* **REQUIRED TASK**
Provide only the number of lines in the data below that contain the string "Ancillary".

* **TASK INPUT**
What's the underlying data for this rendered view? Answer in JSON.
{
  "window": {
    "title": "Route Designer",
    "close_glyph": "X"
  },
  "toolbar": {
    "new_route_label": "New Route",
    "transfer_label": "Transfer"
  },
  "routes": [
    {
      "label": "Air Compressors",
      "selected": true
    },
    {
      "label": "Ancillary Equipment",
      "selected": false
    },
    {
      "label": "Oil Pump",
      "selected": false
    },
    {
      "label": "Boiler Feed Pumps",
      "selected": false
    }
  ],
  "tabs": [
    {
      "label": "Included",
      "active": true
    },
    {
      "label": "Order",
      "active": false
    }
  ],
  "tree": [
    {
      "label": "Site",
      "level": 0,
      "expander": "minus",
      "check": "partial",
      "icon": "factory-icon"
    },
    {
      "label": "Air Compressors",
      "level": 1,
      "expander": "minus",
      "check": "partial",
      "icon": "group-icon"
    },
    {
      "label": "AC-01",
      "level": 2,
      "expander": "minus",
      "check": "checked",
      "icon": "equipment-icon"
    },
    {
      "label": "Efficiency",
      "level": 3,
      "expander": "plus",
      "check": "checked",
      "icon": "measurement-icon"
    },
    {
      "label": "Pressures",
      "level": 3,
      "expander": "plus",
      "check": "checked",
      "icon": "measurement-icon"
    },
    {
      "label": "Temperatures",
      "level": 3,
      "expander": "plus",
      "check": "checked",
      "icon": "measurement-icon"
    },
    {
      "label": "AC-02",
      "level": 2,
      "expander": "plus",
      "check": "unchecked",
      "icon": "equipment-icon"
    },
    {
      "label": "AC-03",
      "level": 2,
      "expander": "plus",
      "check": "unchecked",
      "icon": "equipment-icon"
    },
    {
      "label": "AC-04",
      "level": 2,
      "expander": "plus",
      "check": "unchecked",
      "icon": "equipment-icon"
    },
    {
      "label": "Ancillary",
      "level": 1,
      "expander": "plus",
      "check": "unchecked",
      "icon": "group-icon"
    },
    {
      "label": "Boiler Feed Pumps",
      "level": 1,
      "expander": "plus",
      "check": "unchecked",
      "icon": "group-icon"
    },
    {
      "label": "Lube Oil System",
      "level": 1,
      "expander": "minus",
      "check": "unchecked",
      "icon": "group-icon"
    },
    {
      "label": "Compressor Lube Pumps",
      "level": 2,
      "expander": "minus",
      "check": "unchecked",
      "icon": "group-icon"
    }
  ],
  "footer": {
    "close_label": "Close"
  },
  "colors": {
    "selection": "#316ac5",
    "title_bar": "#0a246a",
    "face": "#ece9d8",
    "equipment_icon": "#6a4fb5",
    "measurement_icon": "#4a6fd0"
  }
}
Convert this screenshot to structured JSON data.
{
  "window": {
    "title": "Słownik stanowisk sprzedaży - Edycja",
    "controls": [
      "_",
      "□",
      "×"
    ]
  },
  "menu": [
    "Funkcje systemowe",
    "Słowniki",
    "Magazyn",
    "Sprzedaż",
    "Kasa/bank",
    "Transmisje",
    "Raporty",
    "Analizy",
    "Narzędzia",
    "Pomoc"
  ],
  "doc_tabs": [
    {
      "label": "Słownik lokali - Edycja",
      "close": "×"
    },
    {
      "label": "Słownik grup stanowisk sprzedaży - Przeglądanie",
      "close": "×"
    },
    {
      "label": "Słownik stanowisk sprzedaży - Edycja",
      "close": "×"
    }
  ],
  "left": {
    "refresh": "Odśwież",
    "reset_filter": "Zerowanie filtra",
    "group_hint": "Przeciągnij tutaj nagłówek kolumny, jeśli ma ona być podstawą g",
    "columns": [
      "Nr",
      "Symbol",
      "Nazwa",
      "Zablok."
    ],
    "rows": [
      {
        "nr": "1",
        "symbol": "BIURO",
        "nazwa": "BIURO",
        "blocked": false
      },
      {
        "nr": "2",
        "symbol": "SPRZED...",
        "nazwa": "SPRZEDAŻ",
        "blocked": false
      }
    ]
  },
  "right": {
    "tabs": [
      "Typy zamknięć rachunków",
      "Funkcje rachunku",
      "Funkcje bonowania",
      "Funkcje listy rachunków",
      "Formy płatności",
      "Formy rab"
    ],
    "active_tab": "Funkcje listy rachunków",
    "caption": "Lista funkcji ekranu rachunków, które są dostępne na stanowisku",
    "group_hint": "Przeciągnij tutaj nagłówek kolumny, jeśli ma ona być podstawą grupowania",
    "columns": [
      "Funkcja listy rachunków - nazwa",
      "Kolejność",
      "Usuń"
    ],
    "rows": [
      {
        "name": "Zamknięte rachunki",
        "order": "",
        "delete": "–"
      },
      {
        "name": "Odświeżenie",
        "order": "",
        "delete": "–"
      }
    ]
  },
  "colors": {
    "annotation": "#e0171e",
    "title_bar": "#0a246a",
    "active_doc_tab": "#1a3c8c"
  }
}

* **FINAL RESULT**
2